- _Work required_
Copy every line that contains the string "Hesap" from the entries below.
* Begin *
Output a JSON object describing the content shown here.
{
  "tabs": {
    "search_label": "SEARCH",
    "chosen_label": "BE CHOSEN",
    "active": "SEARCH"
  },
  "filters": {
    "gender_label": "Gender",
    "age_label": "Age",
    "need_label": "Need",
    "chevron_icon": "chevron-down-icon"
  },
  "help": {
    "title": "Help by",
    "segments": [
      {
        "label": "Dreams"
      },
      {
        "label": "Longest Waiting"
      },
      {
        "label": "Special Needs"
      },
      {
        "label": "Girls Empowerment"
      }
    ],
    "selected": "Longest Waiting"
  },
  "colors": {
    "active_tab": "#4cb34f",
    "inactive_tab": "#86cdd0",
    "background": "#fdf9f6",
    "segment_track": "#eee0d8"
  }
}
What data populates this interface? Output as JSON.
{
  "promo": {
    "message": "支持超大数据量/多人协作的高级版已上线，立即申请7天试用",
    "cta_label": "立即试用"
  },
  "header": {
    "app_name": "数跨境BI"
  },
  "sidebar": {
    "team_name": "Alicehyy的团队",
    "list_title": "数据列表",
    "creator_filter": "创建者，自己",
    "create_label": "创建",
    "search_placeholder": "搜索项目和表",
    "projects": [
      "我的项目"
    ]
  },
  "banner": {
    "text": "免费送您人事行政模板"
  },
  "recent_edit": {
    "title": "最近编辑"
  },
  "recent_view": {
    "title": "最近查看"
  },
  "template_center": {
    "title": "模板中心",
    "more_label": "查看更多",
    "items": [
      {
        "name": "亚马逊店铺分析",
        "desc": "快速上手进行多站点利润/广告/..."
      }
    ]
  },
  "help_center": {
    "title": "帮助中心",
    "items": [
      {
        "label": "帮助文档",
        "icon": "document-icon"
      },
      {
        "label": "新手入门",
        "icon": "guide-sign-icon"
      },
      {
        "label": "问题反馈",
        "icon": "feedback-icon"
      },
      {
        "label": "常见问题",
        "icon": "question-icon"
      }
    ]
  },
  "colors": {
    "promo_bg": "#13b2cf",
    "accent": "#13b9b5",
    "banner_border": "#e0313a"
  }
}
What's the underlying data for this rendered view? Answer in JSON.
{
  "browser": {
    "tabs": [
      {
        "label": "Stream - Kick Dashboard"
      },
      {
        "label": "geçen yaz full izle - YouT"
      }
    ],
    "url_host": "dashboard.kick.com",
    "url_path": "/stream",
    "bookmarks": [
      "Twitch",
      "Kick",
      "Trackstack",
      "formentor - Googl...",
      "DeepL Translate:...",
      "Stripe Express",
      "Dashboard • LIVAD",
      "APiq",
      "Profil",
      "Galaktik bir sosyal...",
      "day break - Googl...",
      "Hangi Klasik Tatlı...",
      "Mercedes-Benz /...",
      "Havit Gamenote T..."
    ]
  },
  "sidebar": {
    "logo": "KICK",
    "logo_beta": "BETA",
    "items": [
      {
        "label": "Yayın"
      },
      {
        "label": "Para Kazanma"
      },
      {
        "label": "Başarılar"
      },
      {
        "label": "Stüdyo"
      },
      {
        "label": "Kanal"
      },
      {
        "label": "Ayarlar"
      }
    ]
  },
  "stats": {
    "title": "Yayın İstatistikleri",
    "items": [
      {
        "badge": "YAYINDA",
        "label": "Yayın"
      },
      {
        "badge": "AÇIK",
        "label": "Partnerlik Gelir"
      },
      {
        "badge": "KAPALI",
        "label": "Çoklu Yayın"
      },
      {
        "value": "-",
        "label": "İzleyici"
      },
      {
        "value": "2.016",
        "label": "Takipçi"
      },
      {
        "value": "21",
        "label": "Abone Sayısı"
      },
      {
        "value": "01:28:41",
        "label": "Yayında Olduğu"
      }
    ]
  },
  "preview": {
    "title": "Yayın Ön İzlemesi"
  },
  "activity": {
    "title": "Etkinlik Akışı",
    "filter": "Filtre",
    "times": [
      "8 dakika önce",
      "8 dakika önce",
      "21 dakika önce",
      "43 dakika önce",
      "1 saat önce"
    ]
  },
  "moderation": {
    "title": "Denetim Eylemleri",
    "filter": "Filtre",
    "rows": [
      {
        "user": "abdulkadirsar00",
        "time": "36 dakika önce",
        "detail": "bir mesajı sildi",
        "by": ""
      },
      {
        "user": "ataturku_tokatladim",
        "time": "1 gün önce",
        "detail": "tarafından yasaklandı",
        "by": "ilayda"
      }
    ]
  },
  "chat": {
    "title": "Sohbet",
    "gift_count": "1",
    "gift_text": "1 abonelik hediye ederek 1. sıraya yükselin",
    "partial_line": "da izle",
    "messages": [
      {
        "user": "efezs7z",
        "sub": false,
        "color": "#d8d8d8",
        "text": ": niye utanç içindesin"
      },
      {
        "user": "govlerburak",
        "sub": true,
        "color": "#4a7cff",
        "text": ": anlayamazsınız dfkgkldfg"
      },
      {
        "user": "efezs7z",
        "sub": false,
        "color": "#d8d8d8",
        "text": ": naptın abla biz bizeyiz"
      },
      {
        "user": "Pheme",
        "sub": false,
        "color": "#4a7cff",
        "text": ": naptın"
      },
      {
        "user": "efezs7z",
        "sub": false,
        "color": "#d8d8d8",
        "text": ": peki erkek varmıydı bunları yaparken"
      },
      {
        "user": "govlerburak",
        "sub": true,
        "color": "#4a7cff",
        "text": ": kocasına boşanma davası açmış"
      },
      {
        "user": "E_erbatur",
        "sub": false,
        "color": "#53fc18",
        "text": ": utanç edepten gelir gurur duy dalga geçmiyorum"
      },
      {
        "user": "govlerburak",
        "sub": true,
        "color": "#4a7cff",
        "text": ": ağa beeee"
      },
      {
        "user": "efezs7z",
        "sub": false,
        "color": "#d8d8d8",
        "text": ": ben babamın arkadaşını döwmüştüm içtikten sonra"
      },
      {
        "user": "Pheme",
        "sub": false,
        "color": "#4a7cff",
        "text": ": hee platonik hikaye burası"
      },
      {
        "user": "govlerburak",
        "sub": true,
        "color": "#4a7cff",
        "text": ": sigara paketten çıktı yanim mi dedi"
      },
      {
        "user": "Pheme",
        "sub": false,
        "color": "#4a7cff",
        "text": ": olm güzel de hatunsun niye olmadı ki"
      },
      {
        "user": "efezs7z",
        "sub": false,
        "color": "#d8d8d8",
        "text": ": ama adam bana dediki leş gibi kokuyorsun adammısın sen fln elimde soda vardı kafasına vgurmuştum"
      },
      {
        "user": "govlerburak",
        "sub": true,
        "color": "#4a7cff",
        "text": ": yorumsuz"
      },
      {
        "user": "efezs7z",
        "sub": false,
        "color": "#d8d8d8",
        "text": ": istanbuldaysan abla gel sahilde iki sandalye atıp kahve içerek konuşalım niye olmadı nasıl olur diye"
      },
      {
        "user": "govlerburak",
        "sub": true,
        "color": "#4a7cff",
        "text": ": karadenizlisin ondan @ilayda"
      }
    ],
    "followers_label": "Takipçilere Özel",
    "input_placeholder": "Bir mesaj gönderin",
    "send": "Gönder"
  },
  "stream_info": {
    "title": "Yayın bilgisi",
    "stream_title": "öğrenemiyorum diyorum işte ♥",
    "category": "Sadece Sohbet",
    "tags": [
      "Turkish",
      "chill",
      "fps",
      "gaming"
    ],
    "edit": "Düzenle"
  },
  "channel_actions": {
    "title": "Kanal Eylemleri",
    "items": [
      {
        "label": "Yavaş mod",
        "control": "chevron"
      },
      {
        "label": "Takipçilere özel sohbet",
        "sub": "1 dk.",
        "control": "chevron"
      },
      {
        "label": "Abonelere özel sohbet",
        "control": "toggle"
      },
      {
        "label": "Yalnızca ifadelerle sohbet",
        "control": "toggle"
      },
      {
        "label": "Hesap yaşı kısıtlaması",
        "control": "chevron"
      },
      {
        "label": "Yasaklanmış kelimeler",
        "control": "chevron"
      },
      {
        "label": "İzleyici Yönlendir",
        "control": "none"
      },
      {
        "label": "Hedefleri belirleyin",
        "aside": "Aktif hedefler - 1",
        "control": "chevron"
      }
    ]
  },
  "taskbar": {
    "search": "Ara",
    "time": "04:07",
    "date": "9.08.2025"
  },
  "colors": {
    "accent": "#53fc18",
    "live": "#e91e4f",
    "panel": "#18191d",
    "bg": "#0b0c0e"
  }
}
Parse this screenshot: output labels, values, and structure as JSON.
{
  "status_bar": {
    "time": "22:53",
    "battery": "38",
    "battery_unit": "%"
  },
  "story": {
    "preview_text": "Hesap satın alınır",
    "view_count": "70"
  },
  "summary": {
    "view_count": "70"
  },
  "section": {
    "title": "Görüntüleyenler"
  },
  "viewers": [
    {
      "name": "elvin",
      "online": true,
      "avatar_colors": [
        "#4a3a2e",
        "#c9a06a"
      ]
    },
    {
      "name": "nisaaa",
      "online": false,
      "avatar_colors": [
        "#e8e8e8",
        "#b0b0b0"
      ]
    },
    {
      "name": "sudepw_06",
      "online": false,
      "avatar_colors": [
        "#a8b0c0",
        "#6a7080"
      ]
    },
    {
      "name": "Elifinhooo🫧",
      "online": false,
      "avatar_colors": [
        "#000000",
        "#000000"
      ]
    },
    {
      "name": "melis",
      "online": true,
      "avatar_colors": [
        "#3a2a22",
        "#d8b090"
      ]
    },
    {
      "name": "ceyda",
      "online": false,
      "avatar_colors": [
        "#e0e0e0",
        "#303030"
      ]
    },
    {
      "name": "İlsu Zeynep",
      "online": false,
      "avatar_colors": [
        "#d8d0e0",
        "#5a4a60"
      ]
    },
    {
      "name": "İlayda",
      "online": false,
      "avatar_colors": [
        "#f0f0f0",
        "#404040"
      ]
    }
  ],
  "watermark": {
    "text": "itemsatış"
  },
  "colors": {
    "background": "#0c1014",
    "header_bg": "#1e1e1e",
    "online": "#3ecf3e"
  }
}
* End *
- _Solution to this exercise_
        "label": "Hesap yaşı kısıtlaması",
    "preview_text": "Hesap satın alınır",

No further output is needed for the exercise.